**Problem description:** Copy out the whole listing exactly as written, leaving the pictures behind.

==== Exercise data

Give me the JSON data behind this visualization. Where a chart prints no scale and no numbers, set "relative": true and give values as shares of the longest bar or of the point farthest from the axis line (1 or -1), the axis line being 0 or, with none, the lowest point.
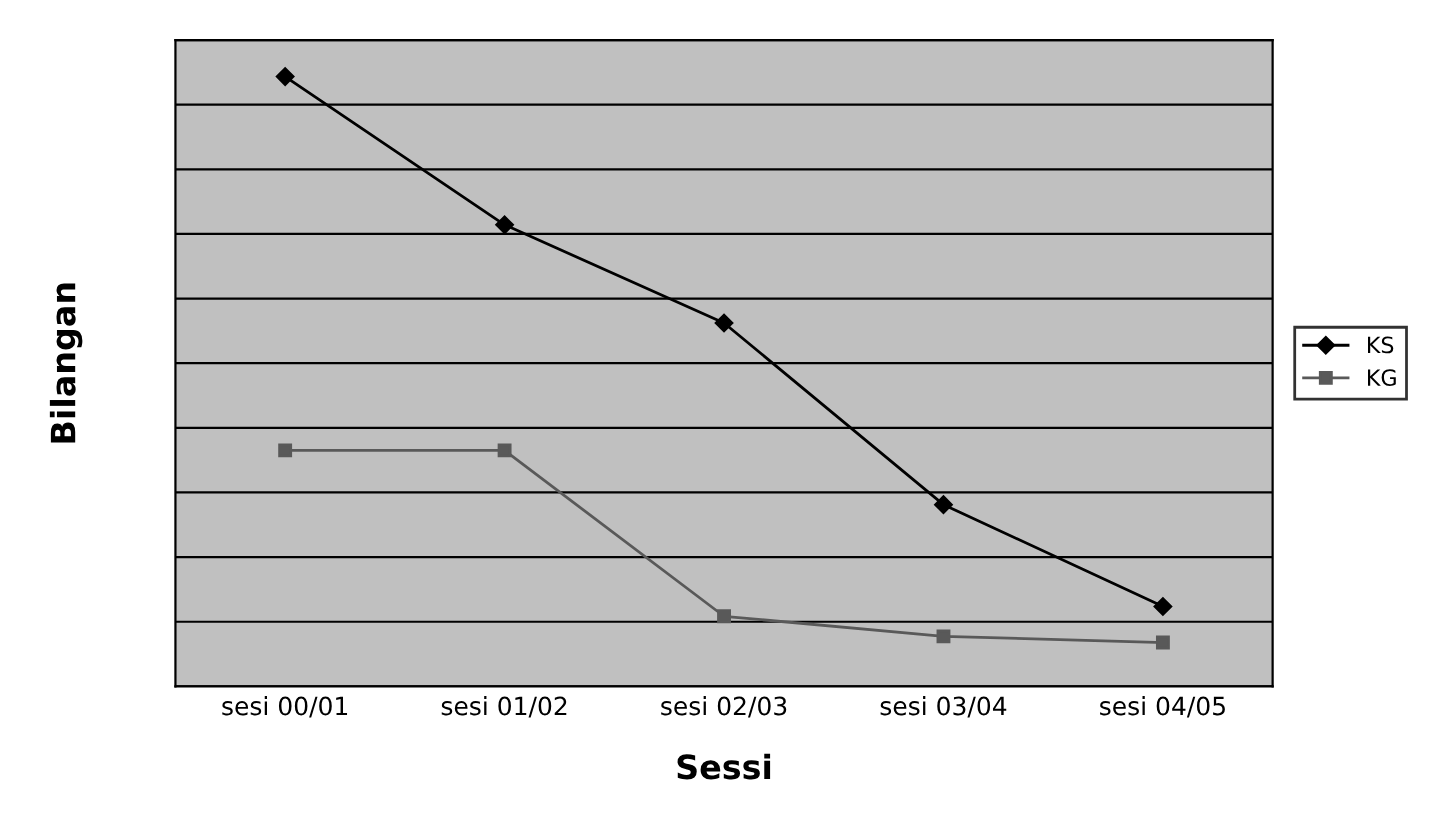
{
  "chart_data": {
    "type": "line",
    "relative": true,
    "xlabel": "Sessi",
    "ylabel": "Bilangan",
    "categories": [
      "sesi 00/01",
      "sesi 01/02",
      "sesi 02/03",
      "sesi 03/04",
      "sesi 04/05"
    ],
    "series": [
      {
        "name": "KS",
        "color": "#000000",
        "marker": "diamond",
        "values": [
          1,
          0.757,
          0.596,
          0.298,
          0.131
        ]
      },
      {
        "name": "KG",
        "color": "#595959",
        "marker": "square",
        "values": [
          0.387,
          0.387,
          0.115,
          0.082,
          0.072
        ]
      }
    ],
    "grid": "y",
    "legend": "right"
  }
}
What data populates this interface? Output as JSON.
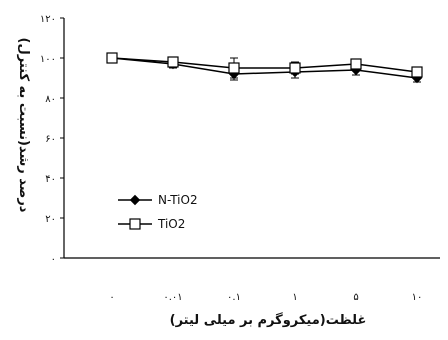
{
  "chart_data": {
    "type": "line",
    "x_ticks": [
      "۰",
      "۰.۰۱",
      "۰.۱",
      "۱",
      "۵",
      "۱۰"
    ],
    "y_ticks": [
      "۰",
      "۲۰",
      "۴۰",
      "۶۰",
      "۸۰",
      "۱۰۰",
      "۱۲۰"
    ],
    "y_tick_values": [
      0,
      20,
      40,
      60,
      80,
      100,
      120
    ],
    "ylim": [
      0,
      120
    ],
    "xlabel": "غلظت(میکروگرم بر میلی لیتر)",
    "ylabel": "درصد رشد(نسبت به کنترل)",
    "legend_position": "bottom-left",
    "grid": false,
    "series": [
      {
        "name": "N-TiO2",
        "marker": "filled-diamond",
        "color": "#000000",
        "values": [
          100,
          97,
          92,
          93,
          94,
          90
        ],
        "error": [
          1.5,
          2,
          3,
          3,
          2.5,
          2
        ]
      },
      {
        "name": "TiO2",
        "marker": "open-square",
        "color": "#000000",
        "values": [
          100,
          98,
          95,
          95,
          97,
          93
        ],
        "error": [
          1.5,
          2.5,
          5,
          3,
          2.5,
          2.5
        ]
      }
    ]
  }
}
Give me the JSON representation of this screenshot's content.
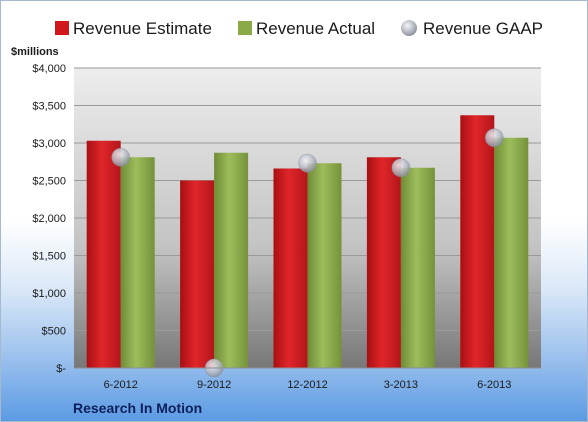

========

**Solved exercise:**
Give me the JSON data behind this visualization. Where a chart prints no scale and no numbers, set "relative": true and give values as shares of the longest bar or of the point farthest from the axis line (1 or -1), the axis line being 0 or, with none, the lowest point.
{
  "chart_data": {
    "type": "line",
    "relative": true,
    "xlabel": "Sessi",
    "ylabel": "Bilangan",
    "categories": [
      "sesi 00/01",
      "sesi 01/02",
      "sesi 02/03",
      "sesi 03/04",
      "sesi 04/05"
    ],
    "series": [
      {
        "name": "KS",
        "color": "#000000",
        "marker": "diamond",
        "values": [
          1,
          0.757,
          0.596,
          0.298,
          0.131
        ]
      },
      {
        "name": "KG",
        "color": "#595959",
        "marker": "square",
        "values": [
          0.387,
          0.387,
          0.115,
          0.082,
          0.072
        ]
      }
    ],
    "grid": "y",
    "legend": "right"
  }
}
What data populates this interface? Output as JSON.
{
  "chart_data": {
    "type": "line",
    "x_ticks": [
      "۰",
      "۰.۰۱",
      "۰.۱",
      "۱",
      "۵",
      "۱۰"
    ],
    "y_ticks": [
      "۰",
      "۲۰",
      "۴۰",
      "۶۰",
      "۸۰",
      "۱۰۰",
      "۱۲۰"
    ],
    "y_tick_values": [
      0,
      20,
      40,
      60,
      80,
      100,
      120
    ],
    "ylim": [
      0,
      120
    ],
    "xlabel": "غلظت(میکروگرم بر میلی لیتر)",
    "ylabel": "درصد رشد(نسبت به کنترل)",
    "legend_position": "bottom-left",
    "grid": false,
    "series": [
      {
        "name": "N-TiO2",
        "marker": "filled-diamond",
        "color": "#000000",
        "values": [
          100,
          97,
          92,
          93,
          94,
          90
        ],
        "error": [
          1.5,
          2,
          3,
          3,
          2.5,
          2
        ]
      },
      {
        "name": "TiO2",
        "marker": "open-square",
        "color": "#000000",
        "values": [
          100,
          98,
          95,
          95,
          97,
          93
        ],
        "error": [
          1.5,
          2.5,
          5,
          3,
          2.5,
          2.5
        ]
      }
    ]
  }
}
Give me the JSON representation of this screenshot's content.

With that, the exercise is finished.